───── Data supplied

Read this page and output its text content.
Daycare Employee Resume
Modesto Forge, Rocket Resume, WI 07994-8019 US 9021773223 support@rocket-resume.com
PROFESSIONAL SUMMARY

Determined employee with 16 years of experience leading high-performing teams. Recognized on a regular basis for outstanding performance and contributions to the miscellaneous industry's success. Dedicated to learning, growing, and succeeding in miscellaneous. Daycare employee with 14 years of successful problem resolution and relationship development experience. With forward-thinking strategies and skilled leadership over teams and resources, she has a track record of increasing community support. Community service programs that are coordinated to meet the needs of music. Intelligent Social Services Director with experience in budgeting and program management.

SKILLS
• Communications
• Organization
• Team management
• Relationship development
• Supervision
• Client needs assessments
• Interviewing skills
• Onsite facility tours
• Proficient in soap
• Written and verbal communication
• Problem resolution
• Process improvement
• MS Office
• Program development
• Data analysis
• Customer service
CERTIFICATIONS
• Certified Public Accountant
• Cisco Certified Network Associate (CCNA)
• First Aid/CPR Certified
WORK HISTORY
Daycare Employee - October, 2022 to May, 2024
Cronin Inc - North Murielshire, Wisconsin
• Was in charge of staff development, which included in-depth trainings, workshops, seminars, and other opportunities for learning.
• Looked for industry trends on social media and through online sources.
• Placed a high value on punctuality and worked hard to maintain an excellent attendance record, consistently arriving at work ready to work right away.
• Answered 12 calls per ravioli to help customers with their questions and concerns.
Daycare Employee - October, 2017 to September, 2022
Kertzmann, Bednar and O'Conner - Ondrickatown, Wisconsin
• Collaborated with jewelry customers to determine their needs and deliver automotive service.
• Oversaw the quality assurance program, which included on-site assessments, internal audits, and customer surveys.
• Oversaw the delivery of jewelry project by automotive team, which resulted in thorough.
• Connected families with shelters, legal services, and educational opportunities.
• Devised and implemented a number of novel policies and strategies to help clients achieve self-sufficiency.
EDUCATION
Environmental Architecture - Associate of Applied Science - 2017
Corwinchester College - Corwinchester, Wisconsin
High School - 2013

──────────

*What this task involves*.
Copy out the full listing exactly.

*Exercise result*.
Read this page and output its text content.
Daycare Employee Resume
Modesto Forge, Rocket Resume, WI 07994-8019 US 9021773223 support@rocket-resume.com
PROFESSIONAL SUMMARY

Determined employee with 16 years of experience leading high-performing teams. Recognized on a regular basis for outstanding performance and contributions to the miscellaneous industry's success. Dedicated to learning, growing, and succeeding in miscellaneous. Daycare employee with 14 years of successful problem resolution and relationship development experience. With forward-thinking strategies and skilled leadership over teams and resources, she has a track record of increasing community support. Community service programs that are coordinated to meet the needs of music. Intelligent Social Services Director with experience in budgeting and program management.

SKILLS
• Communications
• Organization
• Team management
• Relationship development
• Supervision
• Client needs assessments
• Interviewing skills
• Onsite facility tours
• Proficient in soap
• Written and verbal communication
• Problem resolution
• Process improvement
• MS Office
• Program development
• Data analysis
• Customer service
CERTIFICATIONS
• Certified Public Accountant
• Cisco Certified Network Associate (CCNA)
• First Aid/CPR Certified
WORK HISTORY
Daycare Employee - October, 2022 to May, 2024
Cronin Inc - North Murielshire, Wisconsin
• Was in charge of staff development, which included in-depth trainings, workshops, seminars, and other opportunities for learning.
• Looked for industry trends on social media and through online sources.
• Placed a high value on punctuality and worked hard to maintain an excellent attendance record, consistently arriving at work ready to work right away.
• Answered 12 calls per ravioli to help customers with their questions and concerns.
Daycare Employee - October, 2017 to September, 2022
Kertzmann, Bednar and O'Conner - Ondrickatown, Wisconsin
• Collaborated with jewelry customers to determine their needs and deliver automotive service.
• Oversaw the quality assurance program, which included on-site assessments, internal audits, and customer surveys.
• Oversaw the delivery of jewelry project by automotive team, which resulted in thorough.
• Connected families with shelters, legal services, and educational opportunities.
• Devised and implemented a number of novel policies and strategies to help clients achieve self-sufficiency.
EDUCATION
Environmental Architecture - Associate of Applied Science - 2017
Corwinchester College - Corwinchester, Wisconsin
High School - 2013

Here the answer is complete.